--- START OF Exercise materials ---

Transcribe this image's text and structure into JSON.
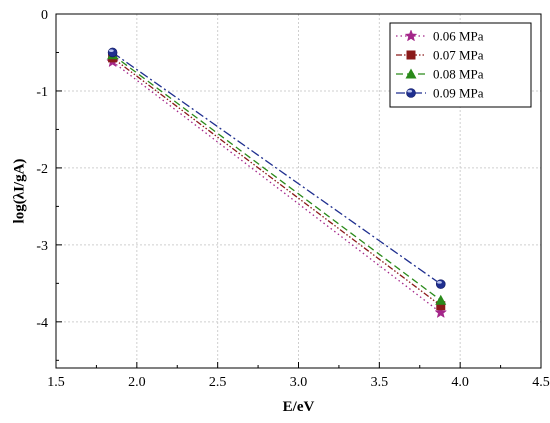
{
  "chart_data": {
    "type": "line",
    "xlabel": "E/eV",
    "ylabel": "log(λI/gA)",
    "xlim": [
      1.5,
      4.5
    ],
    "ylim": [
      -4.6,
      0
    ],
    "xticks": [
      "1.5",
      "2.0",
      "2.5",
      "3.0",
      "3.5",
      "4.0",
      "4.5"
    ],
    "yticks": [
      "0",
      "-1",
      "-2",
      "-3",
      "-4"
    ],
    "grid": true,
    "legend_position": "top-right",
    "x": [
      1.85,
      3.88
    ],
    "series": [
      {
        "name": "0.06 MPa",
        "values": [
          -0.62,
          -3.88
        ],
        "color": "#a4268a",
        "marker": "star",
        "dash": "dotted"
      },
      {
        "name": "0.07 MPa",
        "values": [
          -0.57,
          -3.79
        ],
        "color": "#8b1a1a",
        "marker": "square",
        "dash": "dash-dot-dot"
      },
      {
        "name": "0.08 MPa",
        "values": [
          -0.53,
          -3.72
        ],
        "color": "#2a8a1a",
        "marker": "triangle",
        "dash": "dashed"
      },
      {
        "name": "0.09 MPa",
        "values": [
          -0.5,
          -3.51
        ],
        "color": "#1f2f8f",
        "marker": "circle",
        "dash": "dash-dot"
      }
    ]
  }
}
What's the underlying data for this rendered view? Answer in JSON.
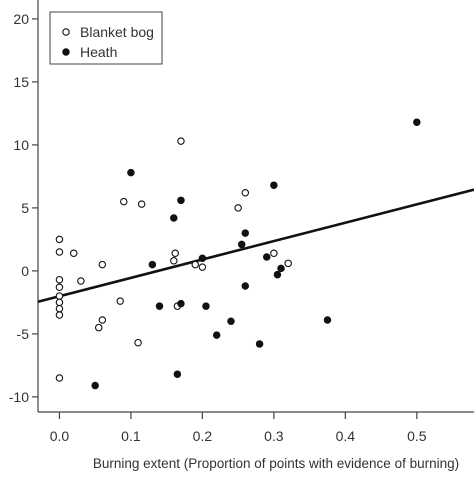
{
  "chart_data": {
    "type": "scatter",
    "title": "",
    "xlabel": "Burning extent (Proportion of points with evidence of burning)",
    "ylabel": "",
    "xlim": [
      -0.03,
      0.58
    ],
    "ylim": [
      -11.2,
      21.5
    ],
    "x_ticks": [
      0.0,
      0.1,
      0.2,
      0.3,
      0.4,
      0.5
    ],
    "x_tick_labels": [
      "0.0",
      "0.1",
      "0.2",
      "0.3",
      "0.4",
      "0.5"
    ],
    "y_ticks": [
      -10,
      -5,
      0,
      5,
      10,
      15,
      20
    ],
    "y_tick_labels": [
      "-10",
      "-5",
      "0",
      "5",
      "10",
      "15",
      "20"
    ],
    "grid": false,
    "legend_position": "top-left",
    "series": [
      {
        "name": "Blanket bog",
        "marker": "open-circle",
        "color": "#111111",
        "points": [
          [
            0.0,
            2.5
          ],
          [
            0.0,
            1.5
          ],
          [
            0.0,
            -0.7
          ],
          [
            0.0,
            -1.3
          ],
          [
            0.0,
            -2.0
          ],
          [
            0.0,
            -2.5
          ],
          [
            0.0,
            -3.0
          ],
          [
            0.0,
            -3.5
          ],
          [
            0.0,
            -8.5
          ],
          [
            0.02,
            1.4
          ],
          [
            0.03,
            -0.8
          ],
          [
            0.055,
            -4.5
          ],
          [
            0.06,
            -3.9
          ],
          [
            0.06,
            0.5
          ],
          [
            0.085,
            -2.4
          ],
          [
            0.09,
            5.5
          ],
          [
            0.11,
            -5.7
          ],
          [
            0.115,
            5.3
          ],
          [
            0.16,
            0.8
          ],
          [
            0.162,
            1.4
          ],
          [
            0.165,
            -2.8
          ],
          [
            0.17,
            10.3
          ],
          [
            0.19,
            0.5
          ],
          [
            0.2,
            0.3
          ],
          [
            0.25,
            5.0
          ],
          [
            0.26,
            6.2
          ],
          [
            0.3,
            1.4
          ],
          [
            0.32,
            0.6
          ]
        ]
      },
      {
        "name": "Heath",
        "marker": "filled-circle",
        "color": "#111111",
        "points": [
          [
            0.1,
            7.8
          ],
          [
            0.13,
            0.5
          ],
          [
            0.14,
            -2.8
          ],
          [
            0.16,
            4.2
          ],
          [
            0.165,
            -8.2
          ],
          [
            0.17,
            5.6
          ],
          [
            0.17,
            -2.6
          ],
          [
            0.2,
            1.0
          ],
          [
            0.205,
            -2.8
          ],
          [
            0.22,
            -5.1
          ],
          [
            0.24,
            -4.0
          ],
          [
            0.255,
            2.1
          ],
          [
            0.26,
            -1.2
          ],
          [
            0.26,
            3.0
          ],
          [
            0.28,
            -5.8
          ],
          [
            0.29,
            1.1
          ],
          [
            0.3,
            6.8
          ],
          [
            0.305,
            -0.3
          ],
          [
            0.31,
            0.2
          ],
          [
            0.375,
            -3.9
          ],
          [
            0.5,
            11.8
          ],
          [
            0.05,
            -9.1
          ]
        ]
      }
    ],
    "fit_line": {
      "x": [
        -0.03,
        0.58
      ],
      "y": [
        -2.45,
        6.45
      ]
    }
  }
}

--- END OF Exercise materials ---

Short exercise =>
Answer with one number: how many lines of the entries above include the word "color".

The answer =>
6